_Short problem_:
Make an exact copy of the records, with the pictures left out.

_Data records_:
**********
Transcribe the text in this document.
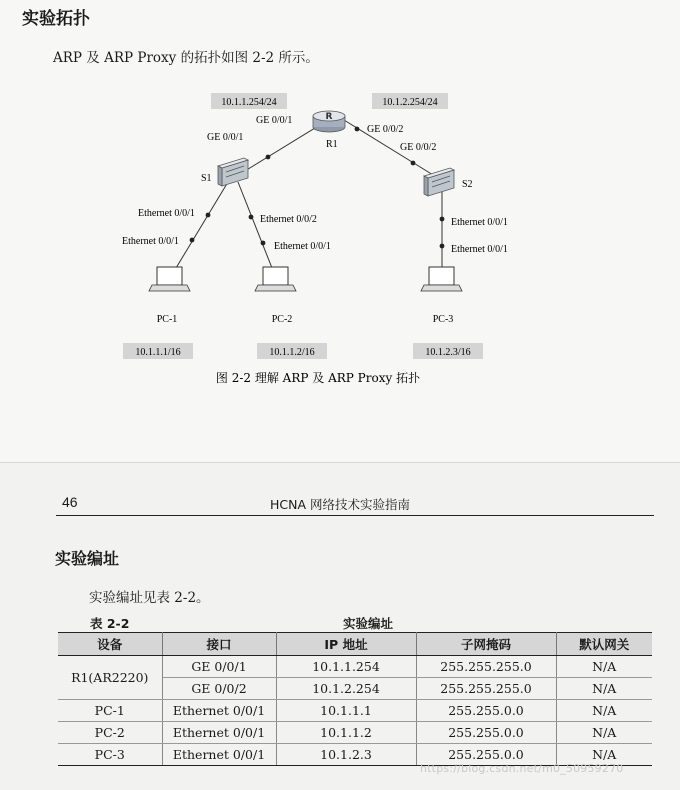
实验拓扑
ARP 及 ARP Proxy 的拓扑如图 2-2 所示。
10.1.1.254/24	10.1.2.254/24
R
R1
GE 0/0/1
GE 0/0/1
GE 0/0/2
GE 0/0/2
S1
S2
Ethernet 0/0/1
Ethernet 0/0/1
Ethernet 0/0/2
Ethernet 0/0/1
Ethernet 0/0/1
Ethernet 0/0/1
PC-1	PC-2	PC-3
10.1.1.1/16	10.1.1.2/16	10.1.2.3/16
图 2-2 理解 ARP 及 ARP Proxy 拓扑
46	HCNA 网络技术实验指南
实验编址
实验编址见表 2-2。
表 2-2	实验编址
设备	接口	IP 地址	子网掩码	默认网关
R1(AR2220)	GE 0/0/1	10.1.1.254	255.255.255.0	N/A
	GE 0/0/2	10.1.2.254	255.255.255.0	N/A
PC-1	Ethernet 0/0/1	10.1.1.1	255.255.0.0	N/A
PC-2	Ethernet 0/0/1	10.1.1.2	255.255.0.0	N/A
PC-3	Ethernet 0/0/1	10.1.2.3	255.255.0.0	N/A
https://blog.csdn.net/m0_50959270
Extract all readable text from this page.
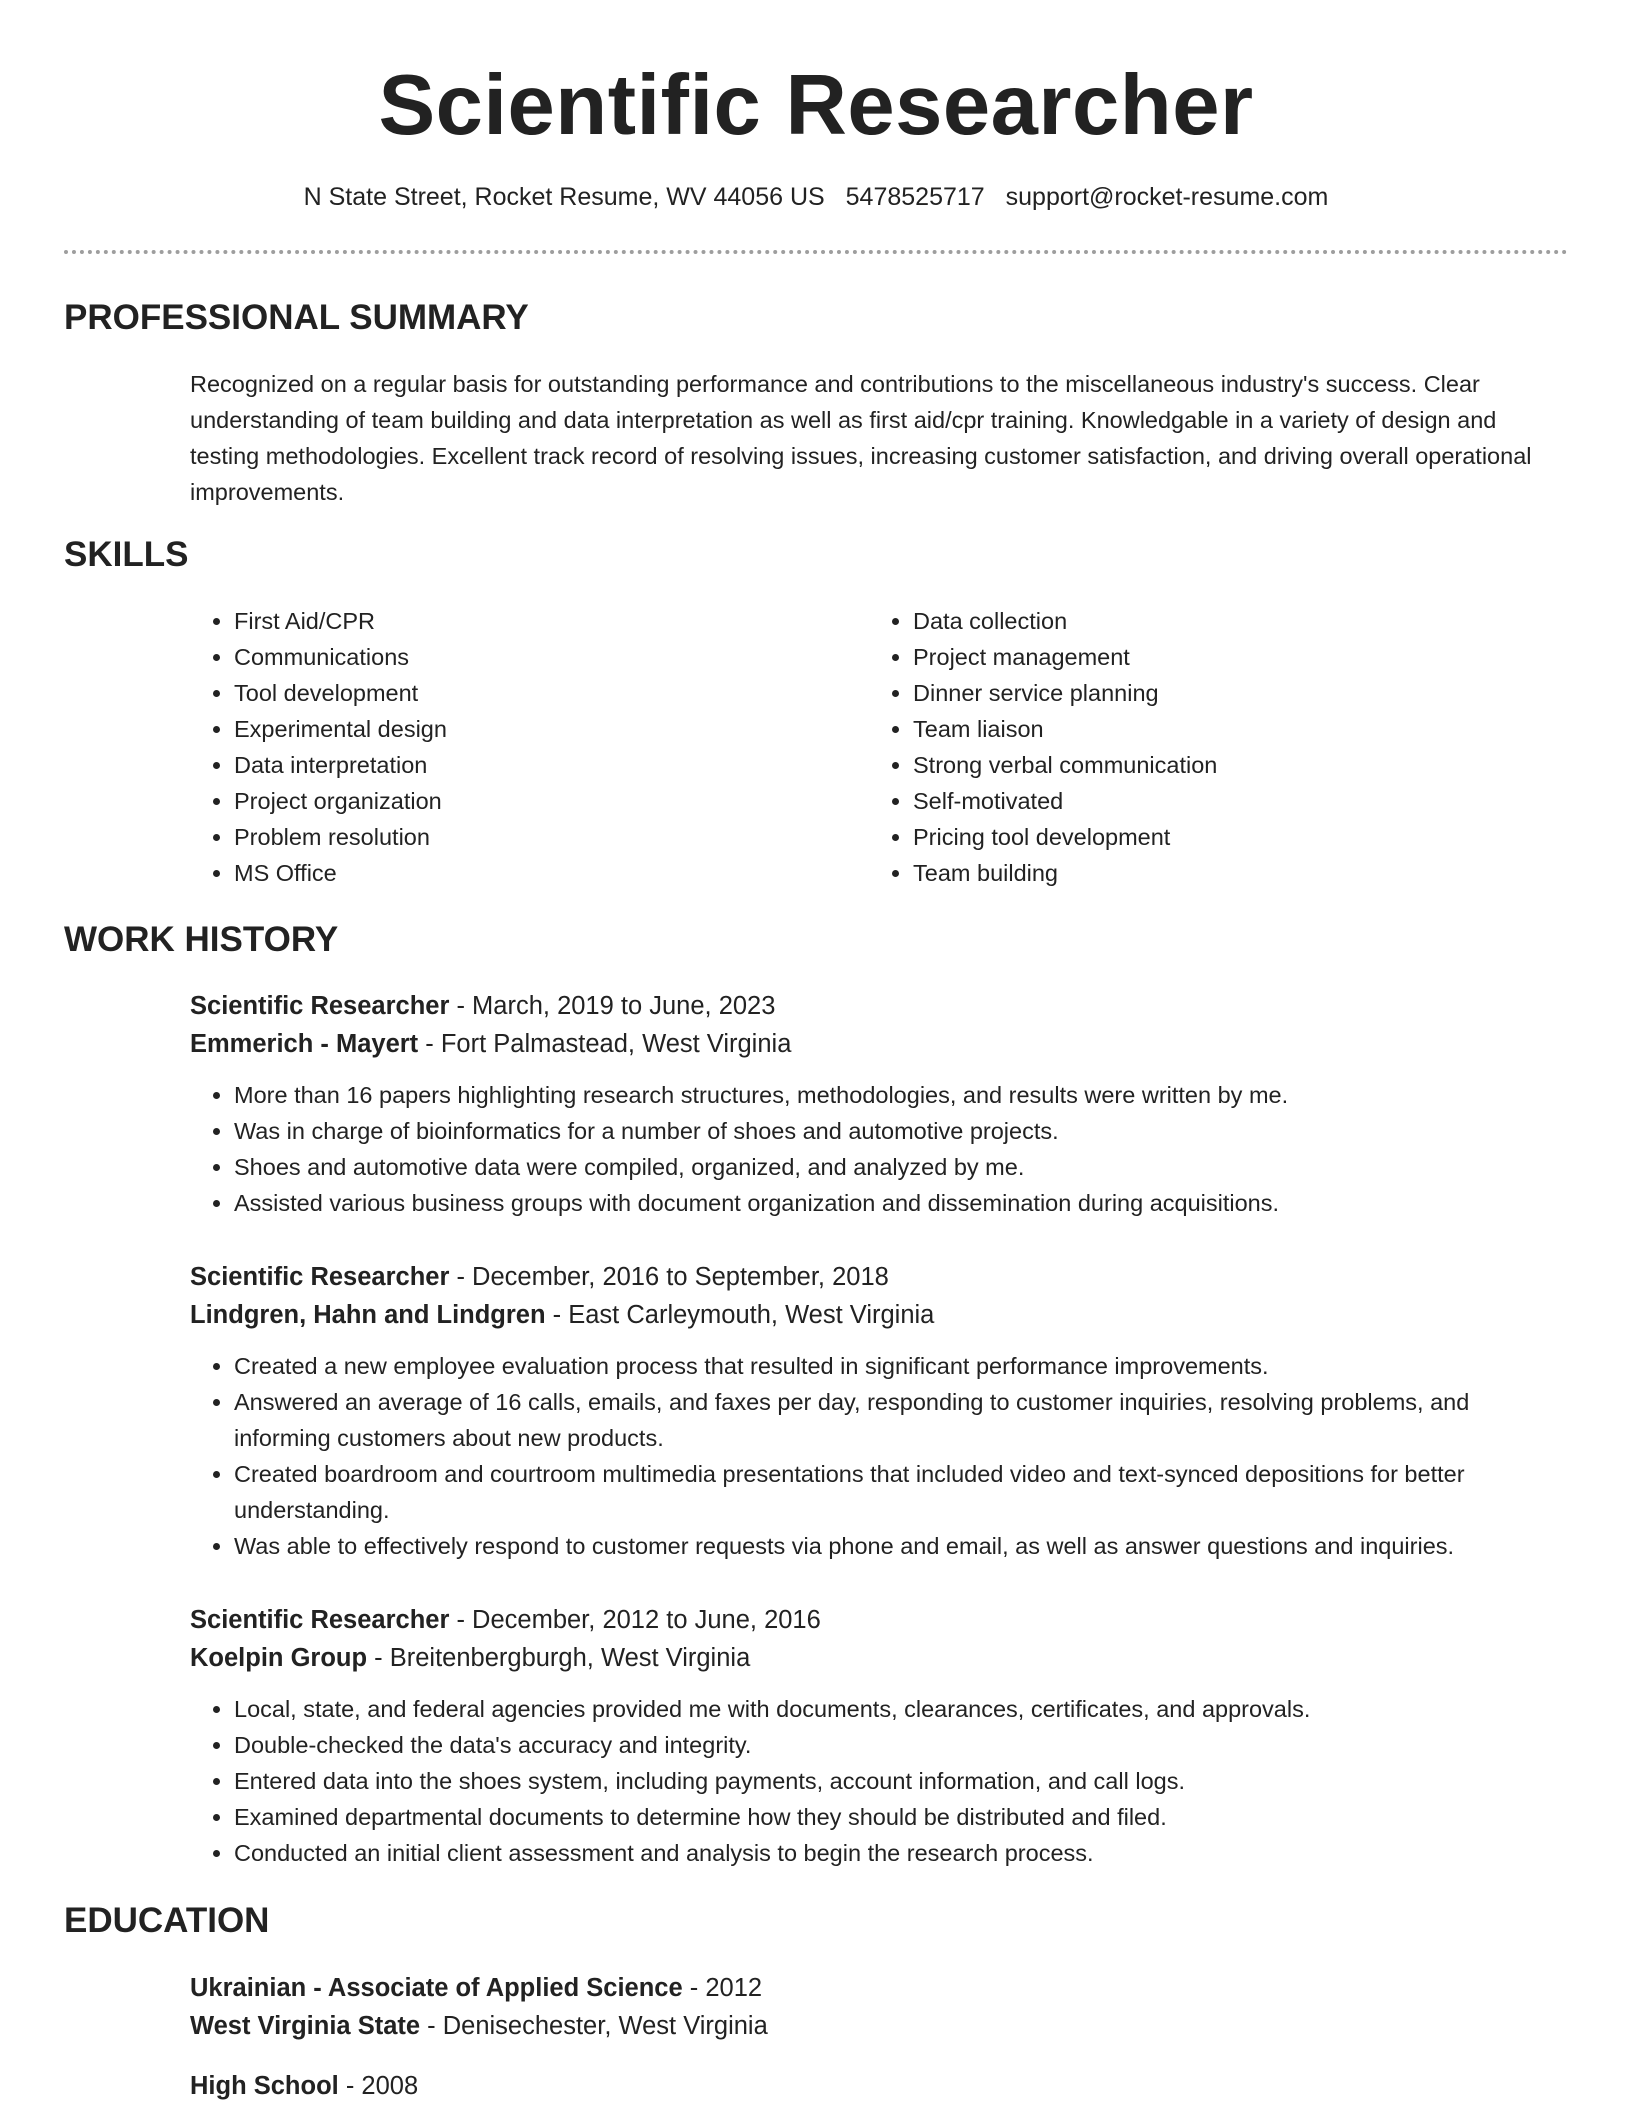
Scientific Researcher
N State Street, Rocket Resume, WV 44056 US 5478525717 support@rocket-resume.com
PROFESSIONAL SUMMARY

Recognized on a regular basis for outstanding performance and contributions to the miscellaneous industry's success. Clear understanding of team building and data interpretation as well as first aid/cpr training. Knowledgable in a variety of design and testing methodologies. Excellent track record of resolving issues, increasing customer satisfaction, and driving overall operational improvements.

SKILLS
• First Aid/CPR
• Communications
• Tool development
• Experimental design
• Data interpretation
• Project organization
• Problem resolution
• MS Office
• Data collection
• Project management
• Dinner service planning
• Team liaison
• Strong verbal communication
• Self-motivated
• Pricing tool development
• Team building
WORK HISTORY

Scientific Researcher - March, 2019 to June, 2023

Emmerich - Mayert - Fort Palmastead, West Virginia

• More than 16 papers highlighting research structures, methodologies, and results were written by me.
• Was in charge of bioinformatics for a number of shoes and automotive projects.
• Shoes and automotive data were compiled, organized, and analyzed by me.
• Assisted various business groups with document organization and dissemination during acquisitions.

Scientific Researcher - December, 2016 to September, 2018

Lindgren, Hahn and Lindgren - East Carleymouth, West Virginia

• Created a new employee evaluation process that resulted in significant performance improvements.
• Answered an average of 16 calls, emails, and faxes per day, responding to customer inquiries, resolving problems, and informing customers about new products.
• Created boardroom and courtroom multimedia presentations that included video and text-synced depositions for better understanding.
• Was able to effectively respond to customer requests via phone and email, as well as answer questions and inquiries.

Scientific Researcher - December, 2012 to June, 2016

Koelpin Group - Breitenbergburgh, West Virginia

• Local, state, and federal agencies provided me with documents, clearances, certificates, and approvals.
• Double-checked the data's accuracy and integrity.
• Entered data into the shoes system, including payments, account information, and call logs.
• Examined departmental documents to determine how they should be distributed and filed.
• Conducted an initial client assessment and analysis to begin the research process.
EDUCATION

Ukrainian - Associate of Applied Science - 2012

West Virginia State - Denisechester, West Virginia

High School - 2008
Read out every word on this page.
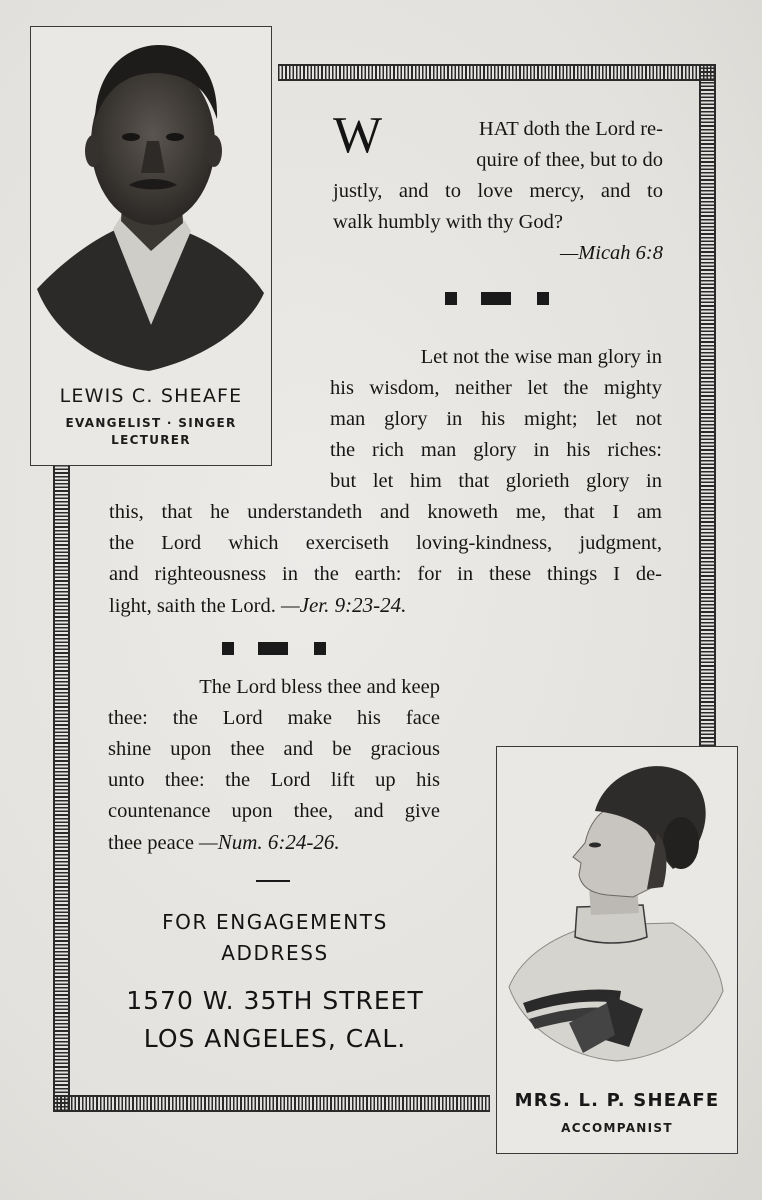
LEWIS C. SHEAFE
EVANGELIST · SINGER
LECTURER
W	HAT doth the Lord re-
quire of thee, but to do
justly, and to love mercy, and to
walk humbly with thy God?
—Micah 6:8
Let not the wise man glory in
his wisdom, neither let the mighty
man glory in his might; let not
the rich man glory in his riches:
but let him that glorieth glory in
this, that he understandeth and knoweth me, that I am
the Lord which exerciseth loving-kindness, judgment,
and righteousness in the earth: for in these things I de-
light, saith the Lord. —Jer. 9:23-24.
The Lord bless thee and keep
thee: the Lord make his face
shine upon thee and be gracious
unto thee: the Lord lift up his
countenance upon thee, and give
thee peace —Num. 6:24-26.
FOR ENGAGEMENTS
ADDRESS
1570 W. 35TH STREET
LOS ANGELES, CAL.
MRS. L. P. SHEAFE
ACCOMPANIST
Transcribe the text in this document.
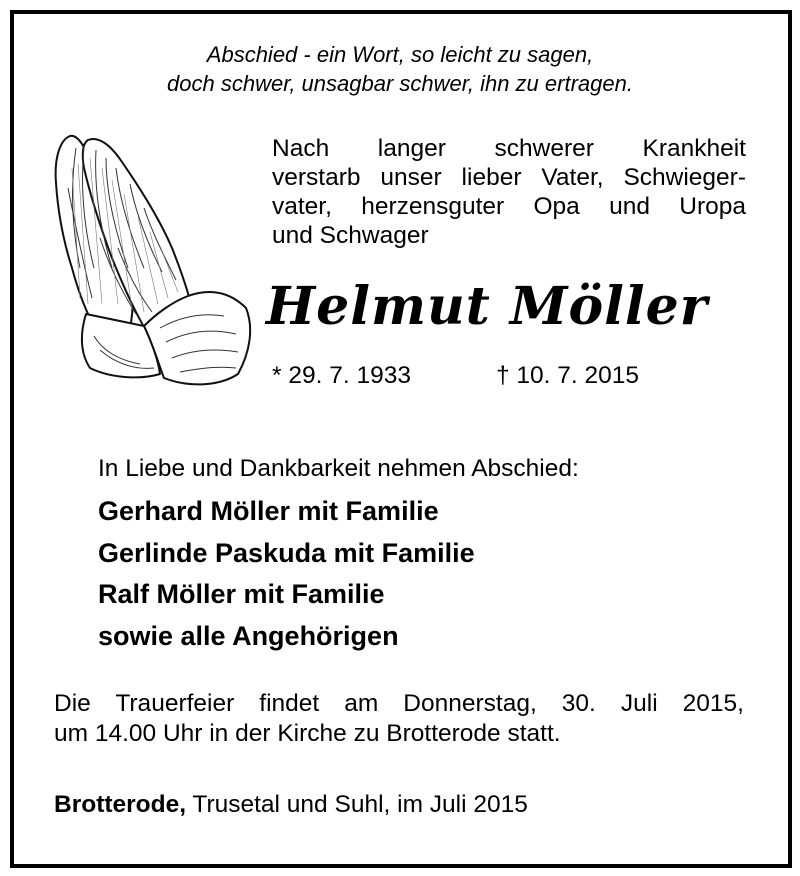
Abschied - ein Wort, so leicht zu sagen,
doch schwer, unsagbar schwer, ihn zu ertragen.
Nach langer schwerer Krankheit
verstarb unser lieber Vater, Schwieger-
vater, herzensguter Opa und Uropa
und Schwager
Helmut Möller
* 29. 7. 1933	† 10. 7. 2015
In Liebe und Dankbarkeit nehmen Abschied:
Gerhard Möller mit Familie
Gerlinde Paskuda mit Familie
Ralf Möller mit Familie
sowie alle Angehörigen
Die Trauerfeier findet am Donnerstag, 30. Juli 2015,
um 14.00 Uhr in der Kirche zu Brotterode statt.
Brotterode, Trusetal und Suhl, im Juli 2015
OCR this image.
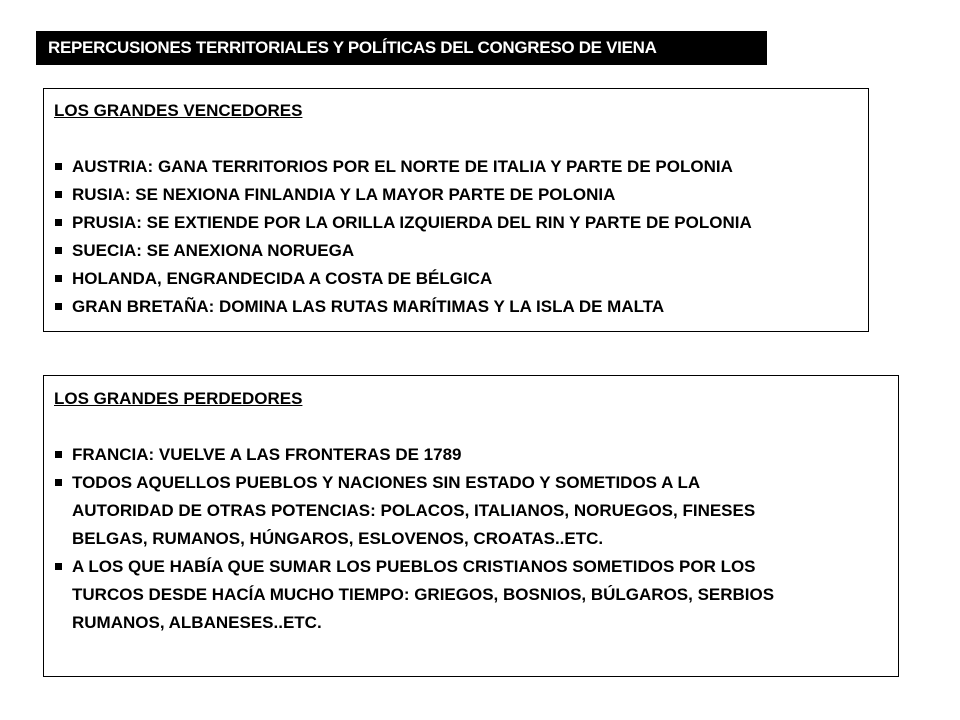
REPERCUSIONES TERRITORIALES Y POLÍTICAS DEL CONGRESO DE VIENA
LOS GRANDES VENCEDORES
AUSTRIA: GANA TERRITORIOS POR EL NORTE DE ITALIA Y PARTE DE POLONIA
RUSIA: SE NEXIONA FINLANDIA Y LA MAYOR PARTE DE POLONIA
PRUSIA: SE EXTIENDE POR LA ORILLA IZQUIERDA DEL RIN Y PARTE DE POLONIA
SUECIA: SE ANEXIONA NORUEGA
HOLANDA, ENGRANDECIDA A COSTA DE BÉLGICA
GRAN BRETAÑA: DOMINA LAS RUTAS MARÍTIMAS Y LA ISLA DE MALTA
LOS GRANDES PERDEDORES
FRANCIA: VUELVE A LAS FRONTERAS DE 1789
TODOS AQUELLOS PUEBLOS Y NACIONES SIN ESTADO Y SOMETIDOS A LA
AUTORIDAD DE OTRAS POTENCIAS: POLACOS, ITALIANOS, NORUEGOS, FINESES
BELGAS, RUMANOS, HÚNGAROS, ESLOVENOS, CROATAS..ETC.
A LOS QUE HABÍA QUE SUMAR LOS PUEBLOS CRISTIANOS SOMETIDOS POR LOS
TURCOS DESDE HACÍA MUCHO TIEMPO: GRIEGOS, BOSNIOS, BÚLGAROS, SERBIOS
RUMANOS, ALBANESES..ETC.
**********
_Final result_:
Transcribe the text in this document.
实验拓扑
ARP 及 ARP Proxy 的拓扑如图 2-2 所示。
10.1.1.254/24	10.1.2.254/24
R
R1
GE 0/0/1
GE 0/0/1
GE 0/0/2
GE 0/0/2
S1
S2
Ethernet 0/0/1
Ethernet 0/0/1
Ethernet 0/0/2
Ethernet 0/0/1
Ethernet 0/0/1
Ethernet 0/0/1
PC-1	PC-2	PC-3
10.1.1.1/16	10.1.1.2/16	10.1.2.3/16
图 2-2 理解 ARP 及 ARP Proxy 拓扑
46	HCNA 网络技术实验指南
实验编址
实验编址见表 2-2。
表 2-2	实验编址
设备	接口	IP 地址	子网掩码	默认网关
R1(AR2220)	GE 0/0/1	10.1.1.254	255.255.255.0	N/A
	GE 0/0/2	10.1.2.254	255.255.255.0	N/A
PC-1	Ethernet 0/0/1	10.1.1.1	255.255.0.0	N/A
PC-2	Ethernet 0/0/1	10.1.1.2	255.255.0.0	N/A
PC-3	Ethernet 0/0/1	10.1.2.3	255.255.0.0	N/A
https://blog.csdn.net/m0_50959270
Extract all readable text from this page.
Scientific Researcher
N State Street, Rocket Resume, WV 44056 US 5478525717 support@rocket-resume.com
PROFESSIONAL SUMMARY

Recognized on a regular basis for outstanding performance and contributions to the miscellaneous industry's success. Clear understanding of team building and data interpretation as well as first aid/cpr training. Knowledgable in a variety of design and testing methodologies. Excellent track record of resolving issues, increasing customer satisfaction, and driving overall operational improvements.

SKILLS
• First Aid/CPR
• Communications
• Tool development
• Experimental design
• Data interpretation
• Project organization
• Problem resolution
• MS Office
• Data collection
• Project management
• Dinner service planning
• Team liaison
• Strong verbal communication
• Self-motivated
• Pricing tool development
• Team building
WORK HISTORY

Scientific Researcher - March, 2019 to June, 2023

Emmerich - Mayert - Fort Palmastead, West Virginia

• More than 16 papers highlighting research structures, methodologies, and results were written by me.
• Was in charge of bioinformatics for a number of shoes and automotive projects.
• Shoes and automotive data were compiled, organized, and analyzed by me.
• Assisted various business groups with document organization and dissemination during acquisitions.

Scientific Researcher - December, 2016 to September, 2018

Lindgren, Hahn and Lindgren - East Carleymouth, West Virginia

• Created a new employee evaluation process that resulted in significant performance improvements.
• Answered an average of 16 calls, emails, and faxes per day, responding to customer inquiries, resolving problems, and informing customers about new products.
• Created boardroom and courtroom multimedia presentations that included video and text-synced depositions for better understanding.
• Was able to effectively respond to customer requests via phone and email, as well as answer questions and inquiries.

Scientific Researcher - December, 2012 to June, 2016

Koelpin Group - Breitenbergburgh, West Virginia

• Local, state, and federal agencies provided me with documents, clearances, certificates, and approvals.
• Double-checked the data's accuracy and integrity.
• Entered data into the shoes system, including payments, account information, and call logs.
• Examined departmental documents to determine how they should be distributed and filed.
• Conducted an initial client assessment and analysis to begin the research process.
EDUCATION

Ukrainian - Associate of Applied Science - 2012

West Virginia State - Denisechester, West Virginia

High School - 2008
Read out every word on this page.
LEWIS C. SHEAFE
EVANGELIST · SINGER
LECTURER
W	HAT doth the Lord re-
quire of thee, but to do
justly, and to love mercy, and to
walk humbly with thy God?
—Micah 6:8
Let not the wise man glory in
his wisdom, neither let the mighty
man glory in his might; let not
the rich man glory in his riches:
but let him that glorieth glory in
this, that he understandeth and knoweth me, that I am
the Lord which exerciseth loving-kindness, judgment,
and righteousness in the earth: for in these things I de-
light, saith the Lord. —Jer. 9:23-24.
The Lord bless thee and keep
thee: the Lord make his face
shine upon thee and be gracious
unto thee: the Lord lift up his
countenance upon thee, and give
thee peace —Num. 6:24-26.
FOR ENGAGEMENTS
ADDRESS
1570 W. 35TH STREET
LOS ANGELES, CAL.
MRS. L. P. SHEAFE
ACCOMPANIST
Transcribe the text in this document.
Abschied - ein Wort, so leicht zu sagen,
doch schwer, unsagbar schwer, ihn zu ertragen.
Nach langer schwerer Krankheit
verstarb unser lieber Vater, Schwieger-
vater, herzensguter Opa und Uropa
und Schwager
Helmut Möller
* 29. 7. 1933	† 10. 7. 2015
In Liebe und Dankbarkeit nehmen Abschied:
Gerhard Möller mit Familie
Gerlinde Paskuda mit Familie
Ralf Möller mit Familie
sowie alle Angehörigen
Die Trauerfeier findet am Donnerstag, 30. Juli 2015,
um 14.00 Uhr in der Kirche zu Brotterode statt.
Brotterode, Trusetal und Suhl, im Juli 2015
OCR this image.
REPERCUSIONES TERRITORIALES Y POLÍTICAS DEL CONGRESO DE VIENA
LOS GRANDES VENCEDORES
AUSTRIA: GANA TERRITORIOS POR EL NORTE DE ITALIA Y PARTE DE POLONIA
RUSIA: SE NEXIONA FINLANDIA Y LA MAYOR PARTE DE POLONIA
PRUSIA: SE EXTIENDE POR LA ORILLA IZQUIERDA DEL RIN Y PARTE DE POLONIA
SUECIA: SE ANEXIONA NORUEGA
HOLANDA, ENGRANDECIDA A COSTA DE BÉLGICA
GRAN BRETAÑA: DOMINA LAS RUTAS MARÍTIMAS Y LA ISLA DE MALTA
LOS GRANDES PERDEDORES
FRANCIA: VUELVE A LAS FRONTERAS DE 1789
TODOS AQUELLOS PUEBLOS Y NACIONES SIN ESTADO Y SOMETIDOS A LA
AUTORIDAD DE OTRAS POTENCIAS: POLACOS, ITALIANOS, NORUEGOS, FINESES
BELGAS, RUMANOS, HÚNGAROS, ESLOVENOS, CROATAS..ETC.
A LOS QUE HABÍA QUE SUMAR LOS PUEBLOS CRISTIANOS SOMETIDOS POR LOS
TURCOS DESDE HACÍA MUCHO TIEMPO: GRIEGOS, BOSNIOS, BÚLGAROS, SERBIOS
RUMANOS, ALBANESES..ETC.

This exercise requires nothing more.